- [Problem] Each entry below should be written out exactly as it is, with no pictures.

═════ Dataset entries ═════

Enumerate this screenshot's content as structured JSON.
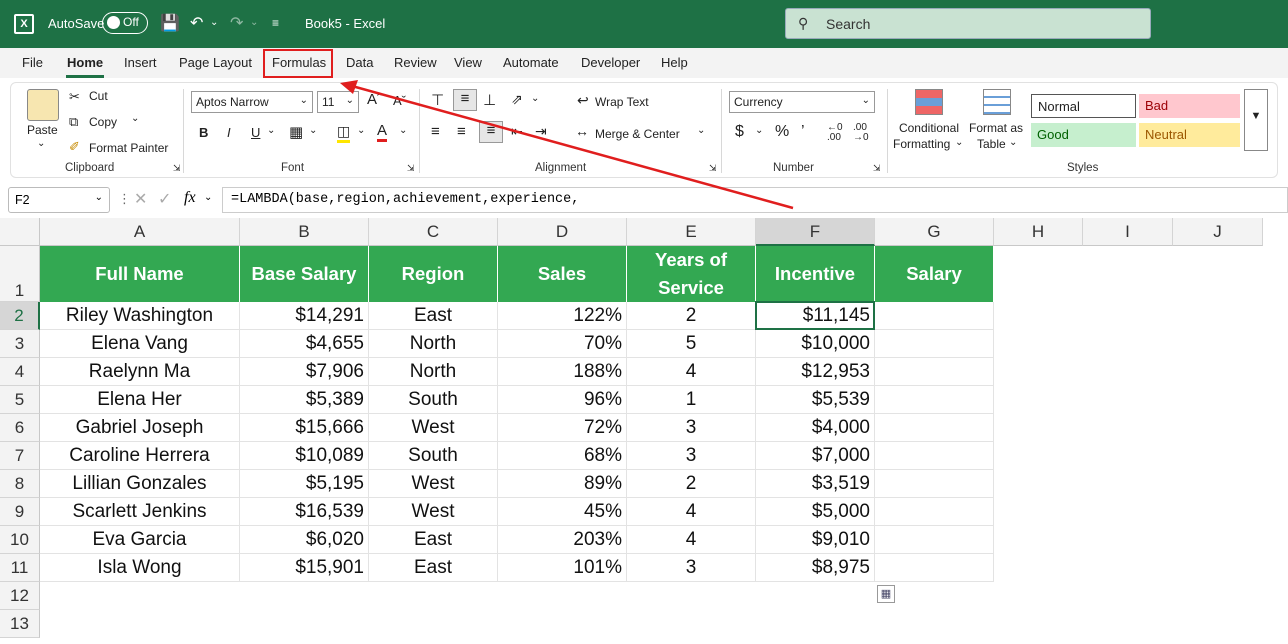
{
  "titlebar": {
    "autosave_label": "AutoSave",
    "autosave_state": "Off",
    "document_title": "Book5 - Excel",
    "search_placeholder": "Search"
  },
  "menu": {
    "tabs": [
      "File",
      "Home",
      "Insert",
      "Page Layout",
      "Formulas",
      "Data",
      "Review",
      "View",
      "Automate",
      "Developer",
      "Help"
    ],
    "active_tab": "Home",
    "highlighted_tab": "Formulas"
  },
  "ribbon": {
    "clipboard": {
      "paste": "Paste",
      "cut": "Cut",
      "copy": "Copy",
      "format_painter": "Format Painter",
      "label": "Clipboard"
    },
    "font": {
      "name": "Aptos Narrow",
      "size": "11",
      "label": "Font"
    },
    "alignment": {
      "wrap_text": "Wrap Text",
      "merge_center": "Merge & Center",
      "label": "Alignment"
    },
    "number": {
      "format": "Currency",
      "label": "Number"
    },
    "styles": {
      "conditional_formatting_1": "Conditional",
      "conditional_formatting_2": "Formatting",
      "format_as_table_1": "Format as",
      "format_as_table_2": "Table",
      "normal": "Normal",
      "bad": "Bad",
      "good": "Good",
      "neutral": "Neutral",
      "label": "Styles"
    }
  },
  "formula_bar": {
    "name_box": "F2",
    "fx": "fx",
    "formula": "=LAMBDA(base,region,achievement,experience,"
  },
  "columns": [
    "A",
    "B",
    "C",
    "D",
    "E",
    "F",
    "G",
    "H",
    "I",
    "J"
  ],
  "rows": [
    "1",
    "2",
    "3",
    "4",
    "5",
    "6",
    "7",
    "8",
    "9",
    "10",
    "11",
    "12",
    "13"
  ],
  "table": {
    "headers": [
      "Full Name",
      "Base Salary",
      "Region",
      "Sales",
      "Years of Service",
      "Incentive",
      "Salary"
    ],
    "header_color": "#33a852",
    "data": [
      [
        "Riley Washington",
        "$14,291",
        "East",
        "122%",
        "2",
        "$11,145",
        ""
      ],
      [
        "Elena Vang",
        "$4,655",
        "North",
        "70%",
        "5",
        "$10,000",
        ""
      ],
      [
        "Raelynn Ma",
        "$7,906",
        "North",
        "188%",
        "4",
        "$12,953",
        ""
      ],
      [
        "Elena Her",
        "$5,389",
        "South",
        "96%",
        "1",
        "$5,539",
        ""
      ],
      [
        "Gabriel Joseph",
        "$15,666",
        "West",
        "72%",
        "3",
        "$4,000",
        ""
      ],
      [
        "Caroline Herrera",
        "$10,089",
        "South",
        "68%",
        "3",
        "$7,000",
        ""
      ],
      [
        "Lillian Gonzales",
        "$5,195",
        "West",
        "89%",
        "2",
        "$3,519",
        ""
      ],
      [
        "Scarlett Jenkins",
        "$16,539",
        "West",
        "45%",
        "4",
        "$5,000",
        ""
      ],
      [
        "Eva Garcia",
        "$6,020",
        "East",
        "203%",
        "4",
        "$9,010",
        ""
      ],
      [
        "Isla Wong",
        "$15,901",
        "East",
        "101%",
        "3",
        "$8,975",
        ""
      ]
    ]
  },
  "selected_cell": "F2",
  "annotation_color": "#e01e1e"
}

═════

- [Task solution]
Enumerate this screenshot's content as structured JSON.
{
  "titlebar": {
    "autosave_label": "AutoSave",
    "autosave_state": "Off",
    "document_title": "Book5 - Excel",
    "search_placeholder": "Search"
  },
  "menu": {
    "tabs": [
      "File",
      "Home",
      "Insert",
      "Page Layout",
      "Formulas",
      "Data",
      "Review",
      "View",
      "Automate",
      "Developer",
      "Help"
    ],
    "active_tab": "Home",
    "highlighted_tab": "Formulas"
  },
  "ribbon": {
    "clipboard": {
      "paste": "Paste",
      "cut": "Cut",
      "copy": "Copy",
      "format_painter": "Format Painter",
      "label": "Clipboard"
    },
    "font": {
      "name": "Aptos Narrow",
      "size": "11",
      "label": "Font"
    },
    "alignment": {
      "wrap_text": "Wrap Text",
      "merge_center": "Merge & Center",
      "label": "Alignment"
    },
    "number": {
      "format": "Currency",
      "label": "Number"
    },
    "styles": {
      "conditional_formatting_1": "Conditional",
      "conditional_formatting_2": "Formatting",
      "format_as_table_1": "Format as",
      "format_as_table_2": "Table",
      "normal": "Normal",
      "bad": "Bad",
      "good": "Good",
      "neutral": "Neutral",
      "label": "Styles"
    }
  },
  "formula_bar": {
    "name_box": "F2",
    "fx": "fx",
    "formula": "=LAMBDA(base,region,achievement,experience,"
  },
  "columns": [
    "A",
    "B",
    "C",
    "D",
    "E",
    "F",
    "G",
    "H",
    "I",
    "J"
  ],
  "rows": [
    "1",
    "2",
    "3",
    "4",
    "5",
    "6",
    "7",
    "8",
    "9",
    "10",
    "11",
    "12",
    "13"
  ],
  "table": {
    "headers": [
      "Full Name",
      "Base Salary",
      "Region",
      "Sales",
      "Years of Service",
      "Incentive",
      "Salary"
    ],
    "header_color": "#33a852",
    "data": [
      [
        "Riley Washington",
        "$14,291",
        "East",
        "122%",
        "2",
        "$11,145",
        ""
      ],
      [
        "Elena Vang",
        "$4,655",
        "North",
        "70%",
        "5",
        "$10,000",
        ""
      ],
      [
        "Raelynn Ma",
        "$7,906",
        "North",
        "188%",
        "4",
        "$12,953",
        ""
      ],
      [
        "Elena Her",
        "$5,389",
        "South",
        "96%",
        "1",
        "$5,539",
        ""
      ],
      [
        "Gabriel Joseph",
        "$15,666",
        "West",
        "72%",
        "3",
        "$4,000",
        ""
      ],
      [
        "Caroline Herrera",
        "$10,089",
        "South",
        "68%",
        "3",
        "$7,000",
        ""
      ],
      [
        "Lillian Gonzales",
        "$5,195",
        "West",
        "89%",
        "2",
        "$3,519",
        ""
      ],
      [
        "Scarlett Jenkins",
        "$16,539",
        "West",
        "45%",
        "4",
        "$5,000",
        ""
      ],
      [
        "Eva Garcia",
        "$6,020",
        "East",
        "203%",
        "4",
        "$9,010",
        ""
      ],
      [
        "Isla Wong",
        "$15,901",
        "East",
        "101%",
        "3",
        "$8,975",
        ""
      ]
    ]
  },
  "selected_cell": "F2",
  "annotation_color": "#e01e1e"
}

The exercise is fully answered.